#### Given instruction:
Leaving out the pictures, transcribe all of the records faithfully.

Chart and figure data
## Start
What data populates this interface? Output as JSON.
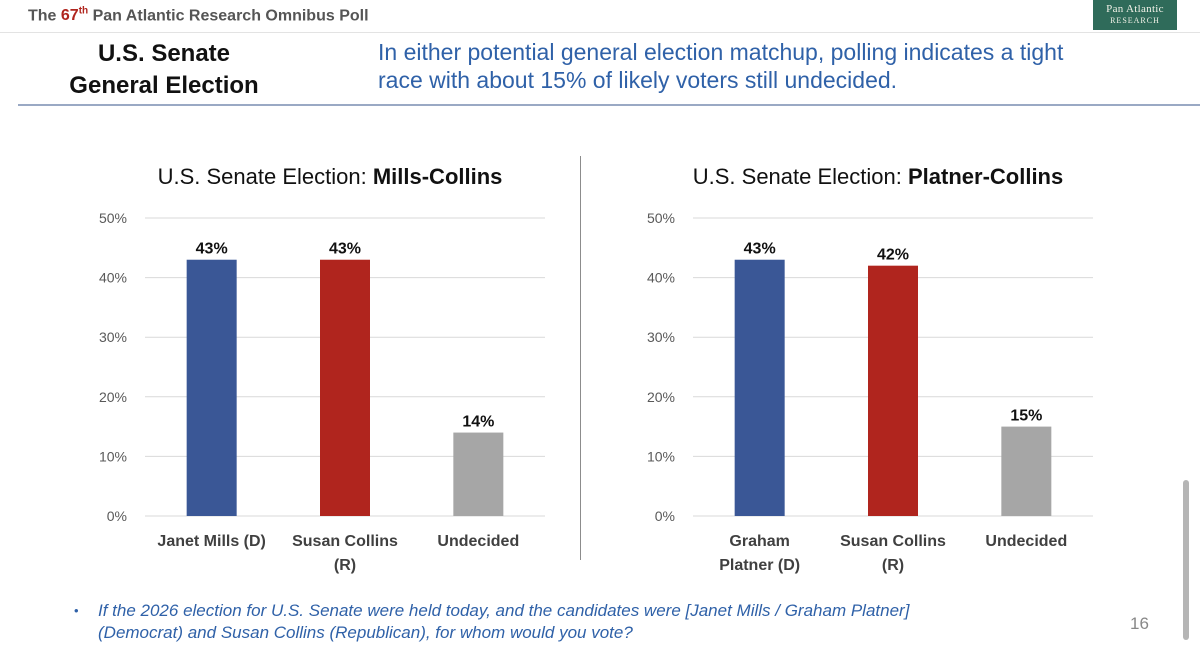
{
  "header": {
    "prefix": "The",
    "ordinal_number": "67",
    "ordinal_suffix": "th",
    "poll_name": "Pan Atlantic Research Omnibus Poll"
  },
  "logo": {
    "line1": "Pan Atlantic",
    "line2": "RESEARCH"
  },
  "slide": {
    "title_line1": "U.S. Senate",
    "title_line2": "General Election",
    "headline_line1": "In either potential general election matchup, polling indicates a tight",
    "headline_line2": "race with about 15% of likely voters still undecided."
  },
  "colors": {
    "democrat": "#3a5796",
    "republican": "#b0251e",
    "undecided": "#a6a6a6",
    "gridline": "#d9d9d9",
    "axis_text": "#595959",
    "headline": "#2f61a8",
    "ordinal": "#b0251e"
  },
  "chart_data": [
    {
      "type": "bar",
      "title_prefix": "U.S. Senate Election: ",
      "title_bold": "Mills-Collins",
      "categories": [
        [
          "Janet Mills (D)"
        ],
        [
          "Susan Collins",
          "(R)"
        ],
        [
          "Undecided"
        ]
      ],
      "values": [
        43,
        43,
        14
      ],
      "value_labels": [
        "43%",
        "43%",
        "14%"
      ],
      "bar_colors": [
        "democrat",
        "republican",
        "undecided"
      ],
      "ylim": [
        0,
        50
      ],
      "yticks": [
        0,
        10,
        20,
        30,
        40,
        50
      ],
      "ytick_labels": [
        "0%",
        "10%",
        "20%",
        "30%",
        "40%",
        "50%"
      ],
      "grid": true,
      "xlabel": "",
      "ylabel": ""
    },
    {
      "type": "bar",
      "title_prefix": "U.S. Senate Election: ",
      "title_bold": "Platner-Collins",
      "categories": [
        [
          "Graham",
          "Platner (D)"
        ],
        [
          "Susan Collins",
          "(R)"
        ],
        [
          "Undecided"
        ]
      ],
      "values": [
        43,
        42,
        15
      ],
      "value_labels": [
        "43%",
        "42%",
        "15%"
      ],
      "bar_colors": [
        "democrat",
        "republican",
        "undecided"
      ],
      "ylim": [
        0,
        50
      ],
      "yticks": [
        0,
        10,
        20,
        30,
        40,
        50
      ],
      "ytick_labels": [
        "0%",
        "10%",
        "20%",
        "30%",
        "40%",
        "50%"
      ],
      "grid": true,
      "xlabel": "",
      "ylabel": ""
    }
  ],
  "footnote": {
    "bullet": "•",
    "line1": "If the 2026 election for U.S. Senate were held today, and the candidates were [Janet Mills / Graham Platner]",
    "line2": "(Democrat) and Susan Collins (Republican), for whom would you vote?"
  },
  "page_number": "16"
}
## End
#### Result for this task:
What data populates this interface? Output as JSON.
{
  "header": {
    "prefix": "The",
    "ordinal_number": "67",
    "ordinal_suffix": "th",
    "poll_name": "Pan Atlantic Research Omnibus Poll"
  },
  "logo": {
    "line1": "Pan Atlantic",
    "line2": "RESEARCH"
  },
  "slide": {
    "title_line1": "U.S. Senate",
    "title_line2": "General Election",
    "headline_line1": "In either potential general election matchup, polling indicates a tight",
    "headline_line2": "race with about 15% of likely voters still undecided."
  },
  "colors": {
    "democrat": "#3a5796",
    "republican": "#b0251e",
    "undecided": "#a6a6a6",
    "gridline": "#d9d9d9",
    "axis_text": "#595959",
    "headline": "#2f61a8",
    "ordinal": "#b0251e"
  },
  "chart_data": [
    {
      "type": "bar",
      "title_prefix": "U.S. Senate Election: ",
      "title_bold": "Mills-Collins",
      "categories": [
        [
          "Janet Mills (D)"
        ],
        [
          "Susan Collins",
          "(R)"
        ],
        [
          "Undecided"
        ]
      ],
      "values": [
        43,
        43,
        14
      ],
      "value_labels": [
        "43%",
        "43%",
        "14%"
      ],
      "bar_colors": [
        "democrat",
        "republican",
        "undecided"
      ],
      "ylim": [
        0,
        50
      ],
      "yticks": [
        0,
        10,
        20,
        30,
        40,
        50
      ],
      "ytick_labels": [
        "0%",
        "10%",
        "20%",
        "30%",
        "40%",
        "50%"
      ],
      "grid": true,
      "xlabel": "",
      "ylabel": ""
    },
    {
      "type": "bar",
      "title_prefix": "U.S. Senate Election: ",
      "title_bold": "Platner-Collins",
      "categories": [
        [
          "Graham",
          "Platner (D)"
        ],
        [
          "Susan Collins",
          "(R)"
        ],
        [
          "Undecided"
        ]
      ],
      "values": [
        43,
        42,
        15
      ],
      "value_labels": [
        "43%",
        "42%",
        "15%"
      ],
      "bar_colors": [
        "democrat",
        "republican",
        "undecided"
      ],
      "ylim": [
        0,
        50
      ],
      "yticks": [
        0,
        10,
        20,
        30,
        40,
        50
      ],
      "ytick_labels": [
        "0%",
        "10%",
        "20%",
        "30%",
        "40%",
        "50%"
      ],
      "grid": true,
      "xlabel": "",
      "ylabel": ""
    }
  ],
  "footnote": {
    "bullet": "•",
    "line1": "If the 2026 election for U.S. Senate were held today, and the candidates were [Janet Mills / Graham Platner]",
    "line2": "(Democrat) and Susan Collins (Republican), for whom would you vote?"
  },
  "page_number": "16"
}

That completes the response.